Task prompt ->
Look for the string "color" in every line, and copy each line that has it.
* begin Provided records *
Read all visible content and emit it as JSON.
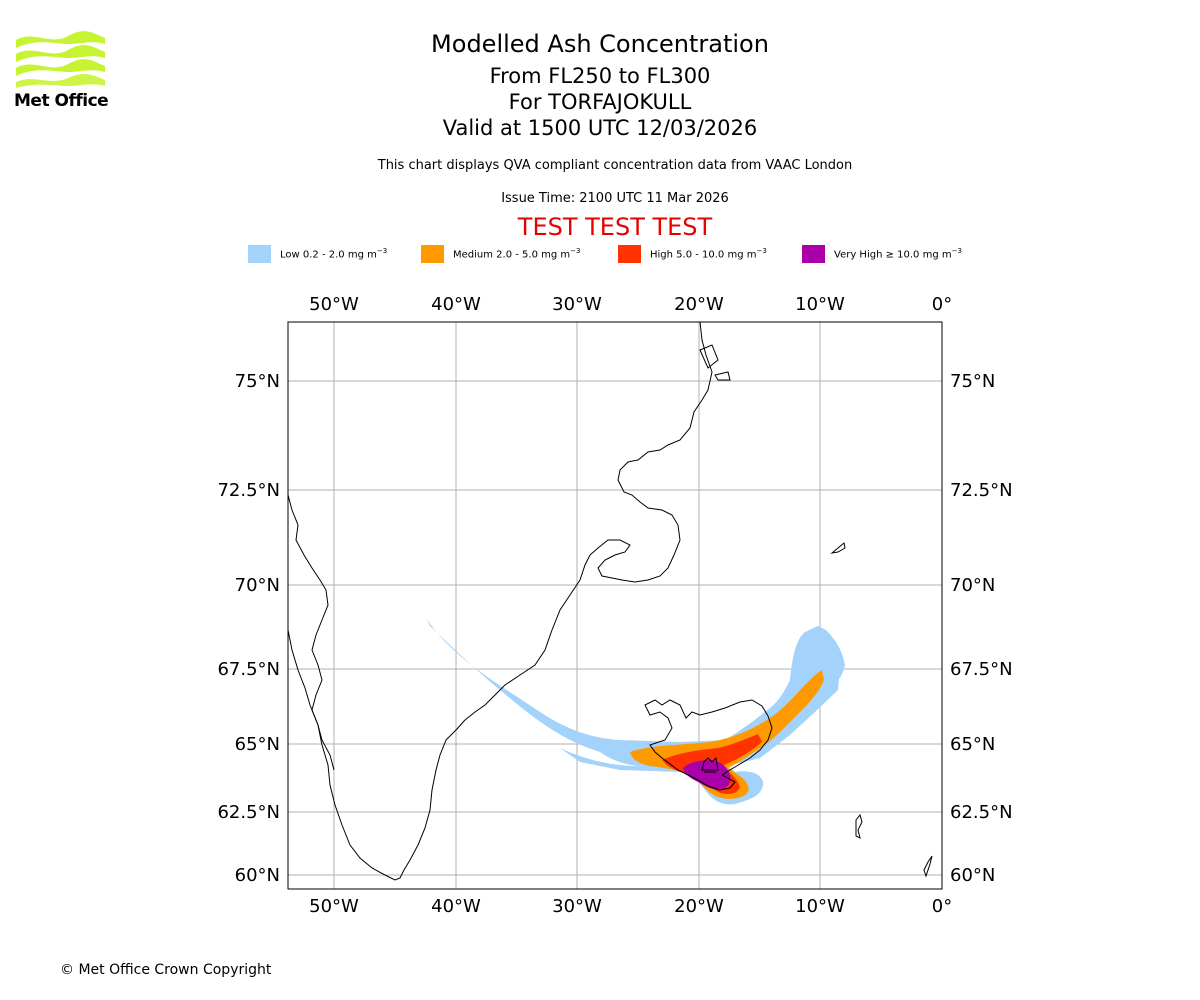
{
  "logo": {
    "text": "Met Office",
    "icon": "met-office-wave-logo"
  },
  "header": {
    "title": "Modelled Ash Concentration",
    "level_range": "From FL250 to FL300",
    "volcano": "For TORFAJOKULL",
    "valid": "Valid at 1500 UTC 12/03/2026",
    "description": "This chart displays QVA compliant concentration data from VAAC London",
    "issue_time": "Issue Time: 2100 UTC 11 Mar 2026",
    "test_banner": "TEST TEST TEST"
  },
  "legend": [
    {
      "label": "Low 0.2 - 2.0 mg m",
      "sup": "−3",
      "color": "#a3d3fa"
    },
    {
      "label": "Medium 2.0 - 5.0 mg m",
      "sup": "−3",
      "color": "#ff9900"
    },
    {
      "label": "High 5.0 - 10.0 mg m",
      "sup": "−3",
      "color": "#ff3300"
    },
    {
      "label": "Very High ≥ 10.0 mg m",
      "sup": "−3",
      "color": "#aa00aa"
    }
  ],
  "map": {
    "lon_labels": [
      "50°W",
      "40°W",
      "30°W",
      "20°W",
      "10°W",
      "0°"
    ],
    "lat_labels": [
      "75°N",
      "72.5°N",
      "70°N",
      "67.5°N",
      "65°N",
      "62.5°N",
      "60°N"
    ],
    "lon_values": [
      -50,
      -40,
      -30,
      -20,
      -10,
      0
    ],
    "lat_values": [
      75,
      72.5,
      70,
      67.5,
      65,
      62.5,
      60
    ]
  },
  "footer": {
    "copyright": "© Met Office Crown Copyright"
  }
}
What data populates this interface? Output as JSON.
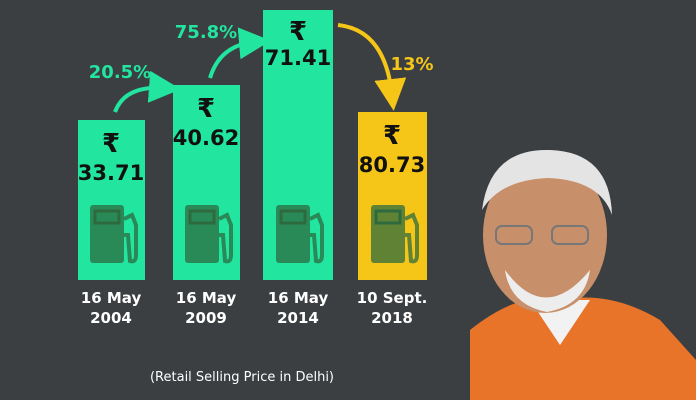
{
  "currency": "₹",
  "items": [
    {
      "price": "33.71",
      "date_line1": "16 May",
      "date_line2": "2004"
    },
    {
      "price": "40.62",
      "date_line1": "16 May",
      "date_line2": "2009"
    },
    {
      "price": "71.41",
      "date_line1": "16 May",
      "date_line2": "2014"
    },
    {
      "price": "80.73",
      "date_line1": "10 Sept.",
      "date_line2": "2018"
    }
  ],
  "changes": [
    "20.5%",
    "75.8%",
    "13%"
  ],
  "note": "(Retail Selling Price in Delhi)"
}
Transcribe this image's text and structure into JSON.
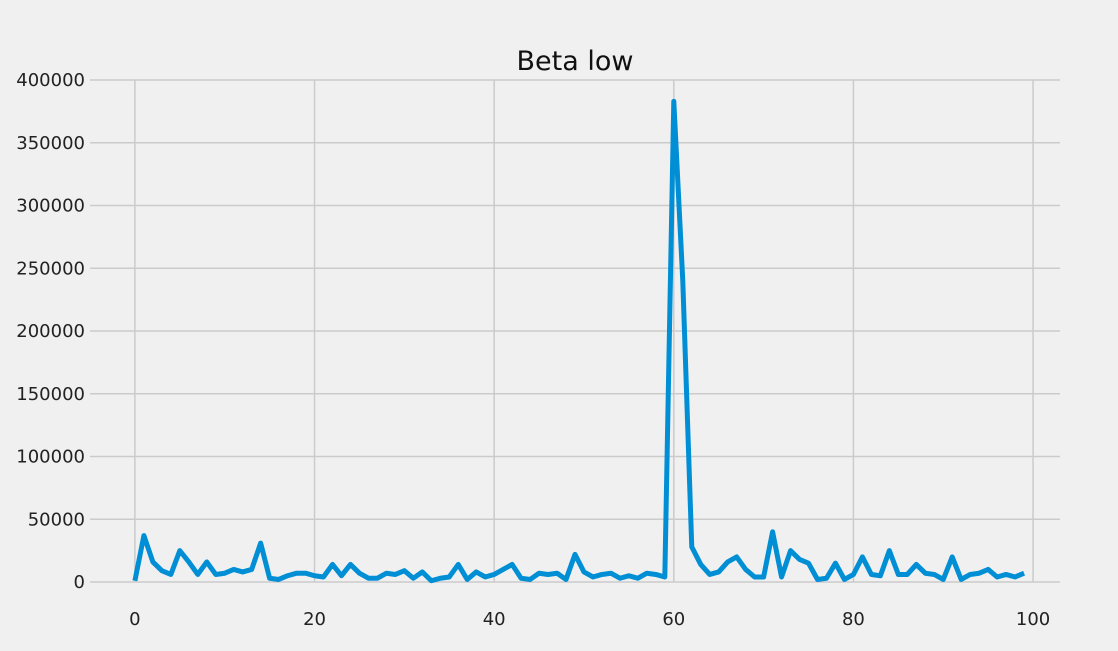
* end Provided records *
Solution to this problem ->
      "color": "#a3d3fa"
      "color": "#ff9900"
      "color": "#ff3300"
      "color": "#aa00aa"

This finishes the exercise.